What the exercise asks: Leave out the pictures and repeat the data exactly.

[begin Data listing]

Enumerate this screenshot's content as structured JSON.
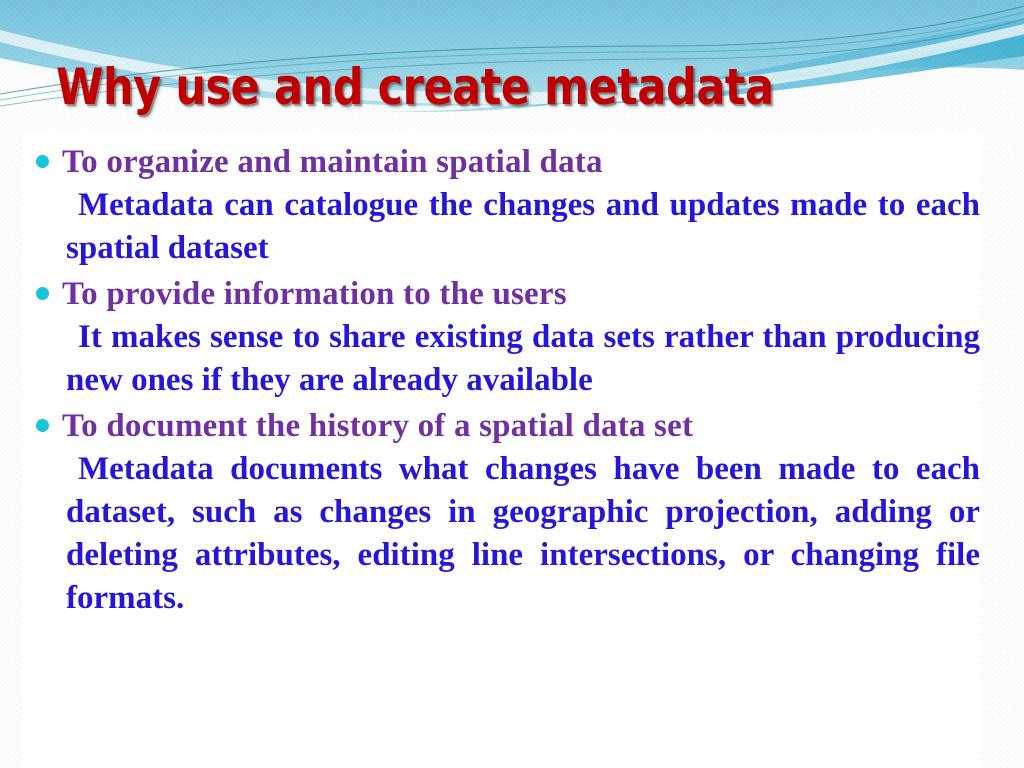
{
  "slide": {
    "title": "Why use and create metadata",
    "title_color": "#C00000",
    "heading_color": "#7030A0",
    "detail_color": "#2516D8",
    "bullet_color": "#17C7D8",
    "header_band_color": "#7FC9E3",
    "background_color": "#FFFFFF"
  },
  "sections": [
    {
      "heading": "To organize and maintain spatial data",
      "detail": "Metadata can catalogue the changes and updates made to each spatial dataset"
    },
    {
      "heading": "To provide information to the users",
      "detail": "It makes sense to share existing data sets rather than producing new ones if they are already available"
    },
    {
      "heading": "To document the history of a spatial data set",
      "detail": "Metadata documents what changes have been made to each dataset, such as changes in geographic projection, adding or deleting attributes, editing line intersections, or changing file formats."
    }
  ]
}
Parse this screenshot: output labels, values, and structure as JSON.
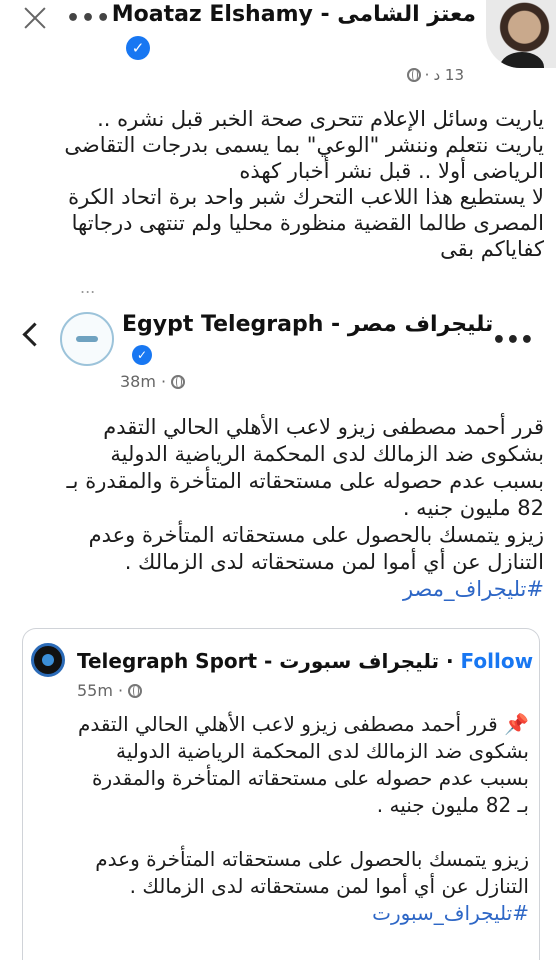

[end Data listing]

Solution:
Enumerate this screenshot's content as structured JSON.
{
  "slide": {
    "title": "Why use and create metadata",
    "title_color": "#C00000",
    "heading_color": "#7030A0",
    "detail_color": "#2516D8",
    "bullet_color": "#17C7D8",
    "header_band_color": "#7FC9E3",
    "background_color": "#FFFFFF"
  },
  "sections": [
    {
      "heading": "To organize and maintain spatial data",
      "detail": "Metadata can catalogue the changes and updates made to each spatial dataset"
    },
    {
      "heading": "To provide information to the users",
      "detail": "It makes sense to share existing data sets rather than producing new ones if they are already available"
    },
    {
      "heading": "To document the history of a spatial data set",
      "detail": "Metadata documents what changes have been made to each dataset, such as changes in geographic projection, adding or deleting attributes, editing line intersections, or changing file formats."
    }
  ]
}
Parse this screenshot: output labels, values, and structure as JSON.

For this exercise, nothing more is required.